- _Required task_
Give every line back verbatim, dropping all images.

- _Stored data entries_
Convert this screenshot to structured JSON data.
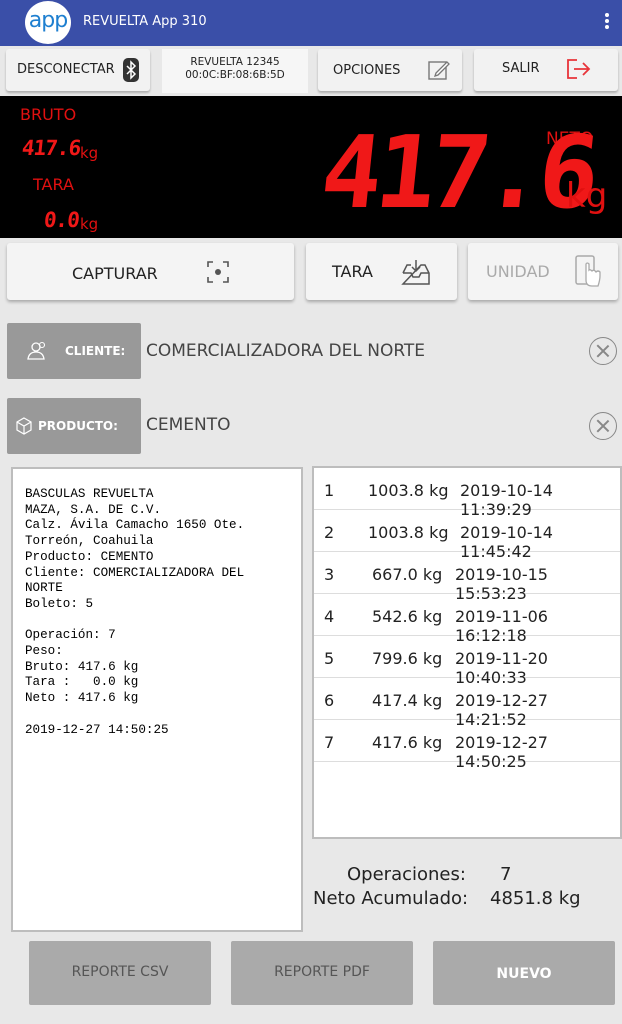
{
  "app": {
    "logo_text": "app",
    "title": "REVUELTA App 310",
    "menu_icon": "more-vert-icon"
  },
  "toolbar": {
    "disconnect_label": "DESCONECTAR",
    "device_name": "REVUELTA 12345",
    "device_mac": "00:0C:BF:08:6B:5D",
    "options_label": "OPCIONES",
    "exit_label": "SALIR"
  },
  "display": {
    "bruto_label": "BRUTO",
    "bruto_value": "417.6",
    "bruto_unit": "kg",
    "tara_label": "TARA",
    "tara_value": "0.0",
    "tara_unit": "kg",
    "neto_label": "NETO",
    "neto_value": "417.6",
    "neto_unit": "kg"
  },
  "actions": {
    "capture_label": "CAPTURAR",
    "tare_label": "TARA",
    "unit_label": "UNIDAD"
  },
  "client": {
    "label": "CLIENTE:",
    "value": "COMERCIALIZADORA DEL NORTE"
  },
  "product": {
    "label": "PRODUCTO:",
    "value": "CEMENTO"
  },
  "ticket": {
    "lines": [
      "BASCULAS REVUELTA",
      "MAZA, S.A. DE C.V.",
      "Calz. Ávila Camacho 1650 Ote.",
      "Torreón, Coahuila",
      "Producto: CEMENTO",
      "Cliente: COMERCIALIZADORA DEL",
      "NORTE",
      "Boleto: 5",
      "",
      "Operación: 7",
      "Peso:",
      "Bruto: 417.6 kg",
      "Tara :   0.0 kg",
      "Neto : 417.6 kg",
      "",
      "2019-12-27 14:50:25"
    ]
  },
  "operations": [
    {
      "num": "1",
      "weight": "1003.8 kg",
      "datetime": "2019-10-14 11:39:29"
    },
    {
      "num": "2",
      "weight": "1003.8 kg",
      "datetime": "2019-10-14 11:45:42"
    },
    {
      "num": "3",
      "weight": "667.0 kg",
      "datetime": "2019-10-15 15:53:23"
    },
    {
      "num": "4",
      "weight": "542.6 kg",
      "datetime": "2019-11-06 16:12:18"
    },
    {
      "num": "5",
      "weight": "799.6 kg",
      "datetime": "2019-11-20 10:40:33"
    },
    {
      "num": "6",
      "weight": "417.4 kg",
      "datetime": "2019-12-27 14:21:52"
    },
    {
      "num": "7",
      "weight": "417.6 kg",
      "datetime": "2019-12-27 14:50:25"
    }
  ],
  "summary": {
    "operations_label": "Operaciones:",
    "operations_value": "7",
    "net_label": "Neto Acumulado:",
    "net_value": "4851.8 kg"
  },
  "bottom": {
    "csv_label": "REPORTE CSV",
    "pdf_label": "REPORTE PDF",
    "new_label": "NUEVO"
  },
  "colors": {
    "appbar": "#3a4fa8",
    "display_red": "#f01818",
    "disabled": "#aaaaaa"
  }
}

- _Response to the exercise_
Convert this screenshot to structured JSON data.
{
  "app": {
    "logo_text": "app",
    "title": "REVUELTA App 310",
    "menu_icon": "more-vert-icon"
  },
  "toolbar": {
    "disconnect_label": "DESCONECTAR",
    "device_name": "REVUELTA 12345",
    "device_mac": "00:0C:BF:08:6B:5D",
    "options_label": "OPCIONES",
    "exit_label": "SALIR"
  },
  "display": {
    "bruto_label": "BRUTO",
    "bruto_value": "417.6",
    "bruto_unit": "kg",
    "tara_label": "TARA",
    "tara_value": "0.0",
    "tara_unit": "kg",
    "neto_label": "NETO",
    "neto_value": "417.6",
    "neto_unit": "kg"
  },
  "actions": {
    "capture_label": "CAPTURAR",
    "tare_label": "TARA",
    "unit_label": "UNIDAD"
  },
  "client": {
    "label": "CLIENTE:",
    "value": "COMERCIALIZADORA DEL NORTE"
  },
  "product": {
    "label": "PRODUCTO:",
    "value": "CEMENTO"
  },
  "ticket": {
    "lines": [
      "BASCULAS REVUELTA",
      "MAZA, S.A. DE C.V.",
      "Calz. Ávila Camacho 1650 Ote.",
      "Torreón, Coahuila",
      "Producto: CEMENTO",
      "Cliente: COMERCIALIZADORA DEL",
      "NORTE",
      "Boleto: 5",
      "",
      "Operación: 7",
      "Peso:",
      "Bruto: 417.6 kg",
      "Tara :   0.0 kg",
      "Neto : 417.6 kg",
      "",
      "2019-12-27 14:50:25"
    ]
  },
  "operations": [
    {
      "num": "1",
      "weight": "1003.8 kg",
      "datetime": "2019-10-14 11:39:29"
    },
    {
      "num": "2",
      "weight": "1003.8 kg",
      "datetime": "2019-10-14 11:45:42"
    },
    {
      "num": "3",
      "weight": "667.0 kg",
      "datetime": "2019-10-15 15:53:23"
    },
    {
      "num": "4",
      "weight": "542.6 kg",
      "datetime": "2019-11-06 16:12:18"
    },
    {
      "num": "5",
      "weight": "799.6 kg",
      "datetime": "2019-11-20 10:40:33"
    },
    {
      "num": "6",
      "weight": "417.4 kg",
      "datetime": "2019-12-27 14:21:52"
    },
    {
      "num": "7",
      "weight": "417.6 kg",
      "datetime": "2019-12-27 14:50:25"
    }
  ],
  "summary": {
    "operations_label": "Operaciones:",
    "operations_value": "7",
    "net_label": "Neto Acumulado:",
    "net_value": "4851.8 kg"
  },
  "bottom": {
    "csv_label": "REPORTE CSV",
    "pdf_label": "REPORTE PDF",
    "new_label": "NUEVO"
  },
  "colors": {
    "appbar": "#3a4fa8",
    "display_red": "#f01818",
    "disabled": "#aaaaaa"
  }
}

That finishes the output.